Stored data
/---
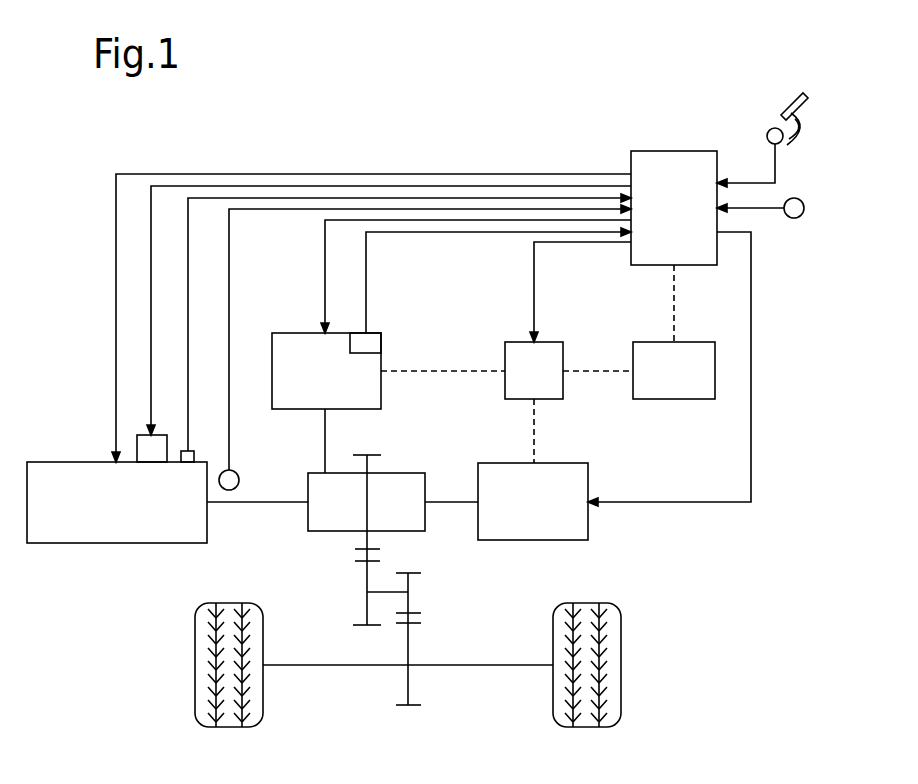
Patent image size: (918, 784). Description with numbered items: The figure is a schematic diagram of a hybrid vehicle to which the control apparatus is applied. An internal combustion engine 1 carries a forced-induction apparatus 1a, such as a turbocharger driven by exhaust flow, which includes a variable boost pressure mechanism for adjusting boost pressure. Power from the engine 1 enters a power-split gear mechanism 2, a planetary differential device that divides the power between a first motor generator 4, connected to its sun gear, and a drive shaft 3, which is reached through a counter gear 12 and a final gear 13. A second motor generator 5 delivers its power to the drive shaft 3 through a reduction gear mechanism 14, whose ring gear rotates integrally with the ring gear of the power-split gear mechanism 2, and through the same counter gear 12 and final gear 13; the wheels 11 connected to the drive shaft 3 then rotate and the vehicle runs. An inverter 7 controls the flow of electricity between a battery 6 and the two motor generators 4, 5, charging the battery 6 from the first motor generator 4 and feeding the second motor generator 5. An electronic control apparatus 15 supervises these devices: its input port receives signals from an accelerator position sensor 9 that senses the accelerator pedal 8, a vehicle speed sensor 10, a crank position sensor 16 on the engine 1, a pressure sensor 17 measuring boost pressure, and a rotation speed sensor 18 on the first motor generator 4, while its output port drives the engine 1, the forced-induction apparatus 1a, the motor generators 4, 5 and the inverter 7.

The internal combustion engine 1 is at (64, 462).
The forced-induction apparatus 1a is at (156, 435).
The power-split gear mechanism 2 is at (305, 473).
The drive shaft 3 is at (487, 665).
The first motor generator 4 is at (285, 333).
The second motor generator 5 is at (494, 463).
The battery 6 is at (645, 341).
The inverter 7 is at (509, 341).
The accelerator pedal 8 is at (804, 96).
The accelerator position sensor 9 is at (768, 134).
The vehicle speed sensor 10 is at (800, 199).
The wheels 11 is at (195, 643).
The counter gear 12 is at (360, 581).
The final gear 13 is at (412, 635).
The reduction gear mechanism 14 is at (436, 466).
The electronic control apparatus 15 is at (655, 151).
The crank position sensor 16 is at (239, 473).
The pressure sensor 17 is at (194, 451).
The rotation speed sensor 18 is at (384, 343).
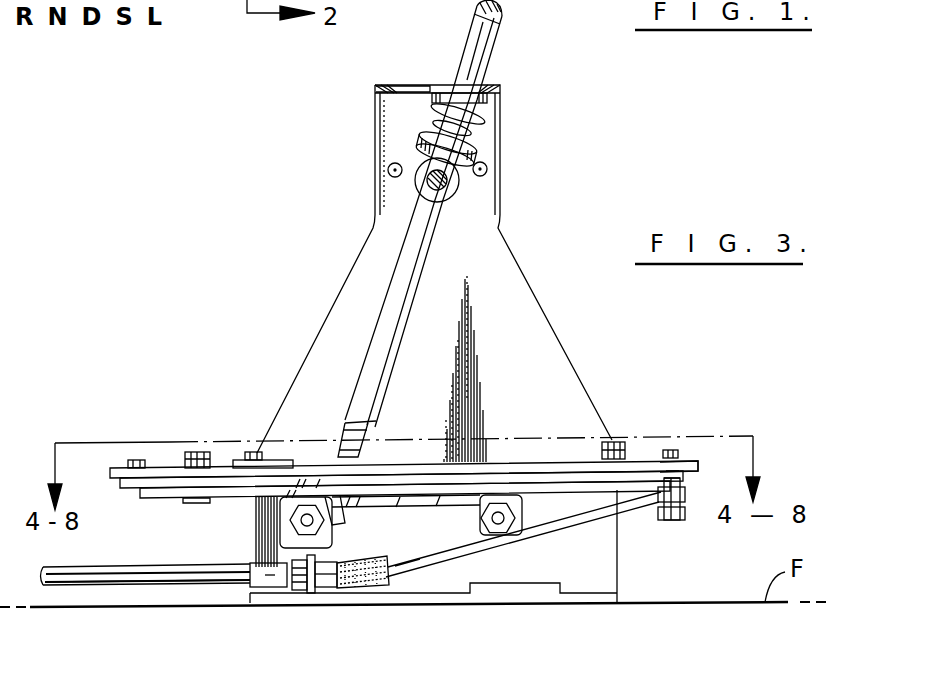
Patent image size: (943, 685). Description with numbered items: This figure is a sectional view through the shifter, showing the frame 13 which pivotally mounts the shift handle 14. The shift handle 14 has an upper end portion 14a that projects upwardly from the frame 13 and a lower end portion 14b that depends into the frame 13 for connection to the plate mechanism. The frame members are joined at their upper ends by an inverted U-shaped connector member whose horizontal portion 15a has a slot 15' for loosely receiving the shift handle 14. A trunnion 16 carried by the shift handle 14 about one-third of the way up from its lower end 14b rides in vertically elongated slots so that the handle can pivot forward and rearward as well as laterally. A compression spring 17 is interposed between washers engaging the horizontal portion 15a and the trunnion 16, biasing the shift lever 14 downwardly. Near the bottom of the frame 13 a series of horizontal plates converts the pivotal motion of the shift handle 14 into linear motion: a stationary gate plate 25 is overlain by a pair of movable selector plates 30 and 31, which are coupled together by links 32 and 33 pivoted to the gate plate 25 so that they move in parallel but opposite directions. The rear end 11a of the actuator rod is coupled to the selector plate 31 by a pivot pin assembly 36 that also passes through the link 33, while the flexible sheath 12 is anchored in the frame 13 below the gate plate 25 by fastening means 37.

The rear end of actuator rod 11a is at (627, 522).
The flexible sheath 12 is at (68, 567).
The frame 13 is at (517, 296).
The shift handle 14 is at (397, 290).
The upper end portion 14a is at (497, 40).
The lower end portion 14b is at (343, 447).
The slot 15' is at (403, 67).
The horizontal portion 15a is at (488, 82).
The trunnion 16 is at (447, 182).
The compression spring 17 is at (470, 135).
The gate plate 25 is at (245, 490).
The first selector plate 30 is at (132, 482).
The second selector plate 31 is at (636, 457).
The link 32 is at (158, 468).
The link 33 is at (698, 470).
The pivot pin assembly 36 is at (683, 520).
The fastening means 37 is at (320, 560).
\---
> _Short problem_
Present every line of the material above as one numbered list, skipping the blank lines and leaving the pictures out.

> _The completed task_
1. Patent image size: (918, 784). Description with numbered items: The figure is a schematic diagram of a hybrid vehicle to which the control apparatus is applied. An internal combustion engine 1 carries a forced-induction apparatus 1a, such as a turbocharger driven by exhaust flow, which includes a variable boost pressure mechanism for adjusting boost pressure. Power from the engine 1 enters a power-split gear mechanism 2, a planetary differential device that divides the power between a first motor generator 4, connected to its sun gear, and a drive shaft 3, which is reached through a counter gear 12 and a final gear 13. A second motor generator 5 delivers its power to the drive shaft 3 through a reduction gear mechanism 14, whose ring gear rotates integrally with the ring gear of the power-split gear mechanism 2, and through the same counter gear 12 and final gear 13; the wheels 11 connected to the drive shaft 3 then rotate and the vehicle runs. An inverter 7 controls the flow of electricity between a battery 6 and the two motor generators 4, 5, charging the battery 6 from the first motor generator 4 and feeding the second motor generator 5. An electronic control apparatus 15 supervises these devices: its input port receives signals from an accelerator position sensor 9 that senses the accelerator pedal 8, a vehicle speed sensor 10, a crank position sensor 16 on the engine 1, a pressure sensor 17 measuring boost pressure, and a rotation speed sensor 18 on the first motor generator 4, while its output port drives the engine 1, the forced-induction apparatus 1a, the motor generators 4, 5 and the inverter 7.
2. The internal combustion engine 1 is at (64, 462).
3. The forced-induction apparatus 1a is at (156, 435).
4. The power-split gear mechanism 2 is at (305, 473).
5. The drive shaft 3 is at (487, 665).
6. The first motor generator 4 is at (285, 333).
7. The second motor generator 5 is at (494, 463).
8. The battery 6 is at (645, 341).
9. The inverter 7 is at (509, 341).
10. The accelerator pedal 8 is at (804, 96).
11. The accelerator position sensor 9 is at (768, 134).
12. The vehicle speed sensor 10 is at (800, 199).
13. The wheels 11 is at (195, 643).
14. The counter gear 12 is at (360, 581).
15. The final gear 13 is at (412, 635).
16. The reduction gear mechanism 14 is at (436, 466).
17. The electronic control apparatus 15 is at (655, 151).
18. The crank position sensor 16 is at (239, 473).
19. The pressure sensor 17 is at (194, 451).
20. The rotation speed sensor 18 is at (384, 343).
21. Patent image size: (943, 685). Description with numbered items: This figure is a sectional view through the shifter, showing the frame 13 which pivotally mounts the shift handle 14. The shift handle 14 has an upper end portion 14a that projects upwardly from the frame 13 and a lower end portion 14b that depends into the frame 13 for connection to the plate mechanism. The frame members are joined at their upper ends by an inverted U-shaped connector member whose horizontal portion 15a has a slot 15' for loosely receiving the shift handle 14. A trunnion 16 carried by the shift handle 14 about one-third of the way up from its lower end 14b rides in vertically elongated slots so that the handle can pivot forward and rearward as well as laterally. A compression spring 17 is interposed between washers engaging the horizontal portion 15a and the trunnion 16, biasing the shift lever 14 downwardly. Near the bottom of the frame 13 a series of horizontal plates converts the pivotal motion of the shift handle 14 into linear motion: a stationary gate plate 25 is overlain by a pair of movable selector plates 30 and 31, which are coupled together by links 32 and 33 pivoted to the gate plate 25 so that they move in parallel but opposite directions. The rear end 11a of the actuator rod is coupled to the selector plate 31 by a pivot pin assembly 36 that also passes through the link 33, while the flexible sheath 12 is anchored in the frame 13 below the gate plate 25 by fastening means 37.
22. The rear end of actuator rod 11a is at (627, 522).
23. The flexible sheath 12 is at (68, 567).
24. The frame 13 is at (517, 296).
25. The shift handle 14 is at (397, 290).
26. The upper end portion 14a is at (497, 40).
27. The lower end portion 14b is at (343, 447).
28. The slot 15' is at (403, 67).
29. The horizontal portion 15a is at (488, 82).
30. The trunnion 16 is at (447, 182).
31. The compression spring 17 is at (470, 135).
32. The gate plate 25 is at (245, 490).
33. The first selector plate 30 is at (132, 482).
34. The second selector plate 31 is at (636, 457).
35. The link 32 is at (158, 468).
36. The link 33 is at (698, 470).
37. The pivot pin assembly 36 is at (683, 520).
38. The fastening means 37 is at (320, 560).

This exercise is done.